## [Objective]
Your task is to quote the material that follows, in full and exactly.

## [Records to use]

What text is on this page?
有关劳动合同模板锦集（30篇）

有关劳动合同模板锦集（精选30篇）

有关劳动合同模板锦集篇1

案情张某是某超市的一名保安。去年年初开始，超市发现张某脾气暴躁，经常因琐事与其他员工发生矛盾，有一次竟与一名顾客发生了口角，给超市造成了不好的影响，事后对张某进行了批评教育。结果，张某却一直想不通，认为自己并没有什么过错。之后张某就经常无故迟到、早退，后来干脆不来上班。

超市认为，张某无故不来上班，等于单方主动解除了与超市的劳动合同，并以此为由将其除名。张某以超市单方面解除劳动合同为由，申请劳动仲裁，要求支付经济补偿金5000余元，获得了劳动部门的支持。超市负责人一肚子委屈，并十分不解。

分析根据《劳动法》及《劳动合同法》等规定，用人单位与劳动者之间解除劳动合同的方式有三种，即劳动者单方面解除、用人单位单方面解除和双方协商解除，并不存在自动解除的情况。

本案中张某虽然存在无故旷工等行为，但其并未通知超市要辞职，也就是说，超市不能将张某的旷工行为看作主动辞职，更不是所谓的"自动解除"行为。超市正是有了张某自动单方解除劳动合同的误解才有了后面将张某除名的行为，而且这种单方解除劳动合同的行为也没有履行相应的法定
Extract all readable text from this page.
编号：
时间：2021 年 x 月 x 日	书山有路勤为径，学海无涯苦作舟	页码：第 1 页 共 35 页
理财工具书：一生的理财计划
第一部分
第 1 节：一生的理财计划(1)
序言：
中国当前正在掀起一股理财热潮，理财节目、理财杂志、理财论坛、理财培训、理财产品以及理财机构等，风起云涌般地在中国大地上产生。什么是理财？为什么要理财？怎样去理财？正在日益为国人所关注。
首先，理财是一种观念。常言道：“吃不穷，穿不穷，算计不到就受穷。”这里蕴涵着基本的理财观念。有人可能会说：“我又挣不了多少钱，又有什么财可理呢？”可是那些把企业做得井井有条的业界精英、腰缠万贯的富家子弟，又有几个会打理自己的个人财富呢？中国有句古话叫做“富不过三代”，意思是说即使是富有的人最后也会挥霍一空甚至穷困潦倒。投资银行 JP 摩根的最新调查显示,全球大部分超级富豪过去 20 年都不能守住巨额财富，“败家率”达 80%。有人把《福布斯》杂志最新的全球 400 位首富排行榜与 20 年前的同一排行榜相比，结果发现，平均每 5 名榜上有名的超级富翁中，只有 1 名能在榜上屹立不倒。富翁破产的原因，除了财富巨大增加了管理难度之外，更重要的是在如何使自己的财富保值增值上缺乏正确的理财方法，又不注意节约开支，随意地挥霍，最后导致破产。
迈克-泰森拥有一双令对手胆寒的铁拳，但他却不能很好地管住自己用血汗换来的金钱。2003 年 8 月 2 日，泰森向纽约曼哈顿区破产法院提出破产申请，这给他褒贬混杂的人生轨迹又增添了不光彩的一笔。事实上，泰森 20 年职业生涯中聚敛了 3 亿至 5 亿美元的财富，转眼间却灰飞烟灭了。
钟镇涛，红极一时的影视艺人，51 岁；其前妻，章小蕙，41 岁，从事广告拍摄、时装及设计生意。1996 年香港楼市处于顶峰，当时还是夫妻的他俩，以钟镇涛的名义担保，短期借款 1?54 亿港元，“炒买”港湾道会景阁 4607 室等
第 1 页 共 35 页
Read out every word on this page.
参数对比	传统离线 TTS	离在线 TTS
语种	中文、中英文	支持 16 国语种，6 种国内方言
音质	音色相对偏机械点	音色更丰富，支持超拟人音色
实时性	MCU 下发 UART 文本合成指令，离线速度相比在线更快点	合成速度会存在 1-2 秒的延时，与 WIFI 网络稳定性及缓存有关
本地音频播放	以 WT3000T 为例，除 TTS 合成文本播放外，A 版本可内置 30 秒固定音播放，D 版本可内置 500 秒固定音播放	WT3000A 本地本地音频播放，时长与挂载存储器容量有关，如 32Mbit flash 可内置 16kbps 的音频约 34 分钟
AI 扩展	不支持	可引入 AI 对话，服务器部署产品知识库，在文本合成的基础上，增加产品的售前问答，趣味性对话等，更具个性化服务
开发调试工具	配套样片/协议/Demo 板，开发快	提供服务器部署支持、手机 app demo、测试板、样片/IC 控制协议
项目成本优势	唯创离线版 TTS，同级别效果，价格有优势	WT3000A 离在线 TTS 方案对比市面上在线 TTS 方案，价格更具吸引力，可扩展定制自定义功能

## [Exercise response]
What text is on this page?
有关劳动合同模板锦集（30篇）

有关劳动合同模板锦集（精选30篇）

有关劳动合同模板锦集篇1

案情张某是某超市的一名保安。去年年初开始，超市发现张某脾气暴躁，经常因琐事与其他员工发生矛盾，有一次竟与一名顾客发生了口角，给超市造成了不好的影响，事后对张某进行了批评教育。结果，张某却一直想不通，认为自己并没有什么过错。之后张某就经常无故迟到、早退，后来干脆不来上班。

超市认为，张某无故不来上班，等于单方主动解除了与超市的劳动合同，并以此为由将其除名。张某以超市单方面解除劳动合同为由，申请劳动仲裁，要求支付经济补偿金5000余元，获得了劳动部门的支持。超市负责人一肚子委屈，并十分不解。

分析根据《劳动法》及《劳动合同法》等规定，用人单位与劳动者之间解除劳动合同的方式有三种，即劳动者单方面解除、用人单位单方面解除和双方协商解除，并不存在自动解除的情况。

本案中张某虽然存在无故旷工等行为，但其并未通知超市要辞职，也就是说，超市不能将张某的旷工行为看作主动辞职，更不是所谓的"自动解除"行为。超市正是有了张某自动单方解除劳动合同的误解才有了后面将张某除名的行为，而且这种单方解除劳动合同的行为也没有履行相应的法定
Extract all readable text from this page.
编号：
时间：2021 年 x 月 x 日	书山有路勤为径，学海无涯苦作舟	页码：第 1 页 共 35 页
理财工具书：一生的理财计划
第一部分
第 1 节：一生的理财计划(1)
序言：
中国当前正在掀起一股理财热潮，理财节目、理财杂志、理财论坛、理财培训、理财产品以及理财机构等，风起云涌般地在中国大地上产生。什么是理财？为什么要理财？怎样去理财？正在日益为国人所关注。
首先，理财是一种观念。常言道：“吃不穷，穿不穷，算计不到就受穷。”这里蕴涵着基本的理财观念。有人可能会说：“我又挣不了多少钱，又有什么财可理呢？”可是那些把企业做得井井有条的业界精英、腰缠万贯的富家子弟，又有几个会打理自己的个人财富呢？中国有句古话叫做“富不过三代”，意思是说即使是富有的人最后也会挥霍一空甚至穷困潦倒。投资银行 JP 摩根的最新调查显示,全球大部分超级富豪过去 20 年都不能守住巨额财富，“败家率”达 80%。有人把《福布斯》杂志最新的全球 400 位首富排行榜与 20 年前的同一排行榜相比，结果发现，平均每 5 名榜上有名的超级富翁中，只有 1 名能在榜上屹立不倒。富翁破产的原因，除了财富巨大增加了管理难度之外，更重要的是在如何使自己的财富保值增值上缺乏正确的理财方法，又不注意节约开支，随意地挥霍，最后导致破产。
迈克-泰森拥有一双令对手胆寒的铁拳，但他却不能很好地管住自己用血汗换来的金钱。2003 年 8 月 2 日，泰森向纽约曼哈顿区破产法院提出破产申请，这给他褒贬混杂的人生轨迹又增添了不光彩的一笔。事实上，泰森 20 年职业生涯中聚敛了 3 亿至 5 亿美元的财富，转眼间却灰飞烟灭了。
钟镇涛，红极一时的影视艺人，51 岁；其前妻，章小蕙，41 岁，从事广告拍摄、时装及设计生意。1996 年香港楼市处于顶峰，当时还是夫妻的他俩，以钟镇涛的名义担保，短期借款 1?54 亿港元，“炒买”港湾道会景阁 4607 室等
第 1 页 共 35 页
Read out every word on this page.
参数对比	传统离线 TTS	离在线 TTS
语种	中文、中英文	支持 16 国语种，6 种国内方言
音质	音色相对偏机械点	音色更丰富，支持超拟人音色
实时性	MCU 下发 UART 文本合成指令，离线速度相比在线更快点	合成速度会存在 1-2 秒的延时，与 WIFI 网络稳定性及缓存有关
本地音频播放	以 WT3000T 为例，除 TTS 合成文本播放外，A 版本可内置 30 秒固定音播放，D 版本可内置 500 秒固定音播放	WT3000A 本地本地音频播放，时长与挂载存储器容量有关，如 32Mbit flash 可内置 16kbps 的音频约 34 分钟
AI 扩展	不支持	可引入 AI 对话，服务器部署产品知识库，在文本合成的基础上，增加产品的售前问答，趣味性对话等，更具个性化服务
开发调试工具	配套样片/协议/Demo 板，开发快	提供服务器部署支持、手机 app demo、测试板、样片/IC 控制协议
项目成本优势	唯创离线版 TTS，同级别效果，价格有优势	WT3000A 离在线 TTS 方案对比市面上在线 TTS 方案，价格更具吸引力，可扩展定制自定义功能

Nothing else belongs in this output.